- _TASK DESCRIPTION_:
In the listing below, locate the lines that hold the string "souligne". Copy those lines.

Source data
○ ○ ○ ○ ○

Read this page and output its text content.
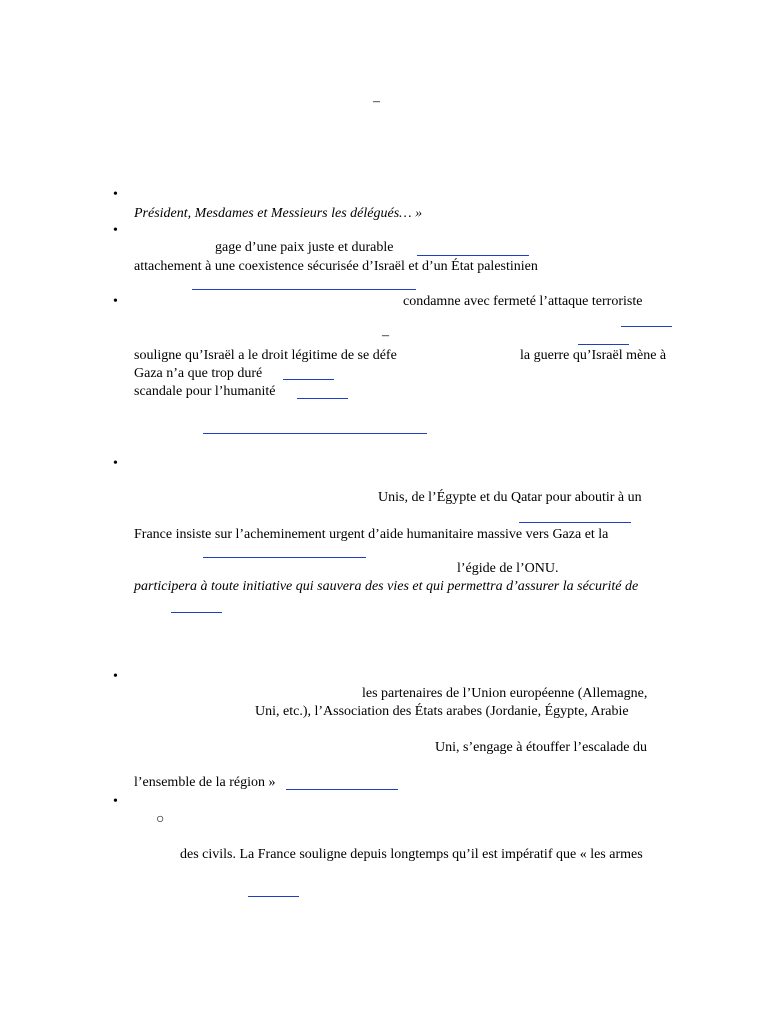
–
•
Président, Mesdames et Messieurs les délégués… »
•
gage d’une paix juste et durable
attachement à une coexistence sécurisée d’Israël et d’un État palestinien
•	condamne avec fermeté l’attaque terroriste
–
souligne qu’Israël a le droit légitime de se défe	la guerre qu’Israël mène à
Gaza n’a que trop duré
scandale pour l’humanité
•
Unis, de l’Égypte et du Qatar pour aboutir à un
France insiste sur l’acheminement urgent d’aide humanitaire massive vers Gaza et la
l’égide de l’ONU.
participera à toute initiative qui sauvera des vies et qui permettra d’assurer la sécurité de
•
les partenaires de l’Union européenne (Allemagne,
Uni, etc.), l’Association des États arabes (Jordanie, Égypte, Arabie
Uni, s’engage à étouffer l’escalade du
l’ensemble de la région »
•
○
des civils. La France souligne depuis longtemps qu’il est impératif que « les armes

○ ○ ○ ○ ○

- _FULL ANSWER_:
souligne qu’Israël a le droit légitime de se défe	la guerre qu’Israël mène à
des civils. La France souligne depuis longtemps qu’il est impératif que « les armes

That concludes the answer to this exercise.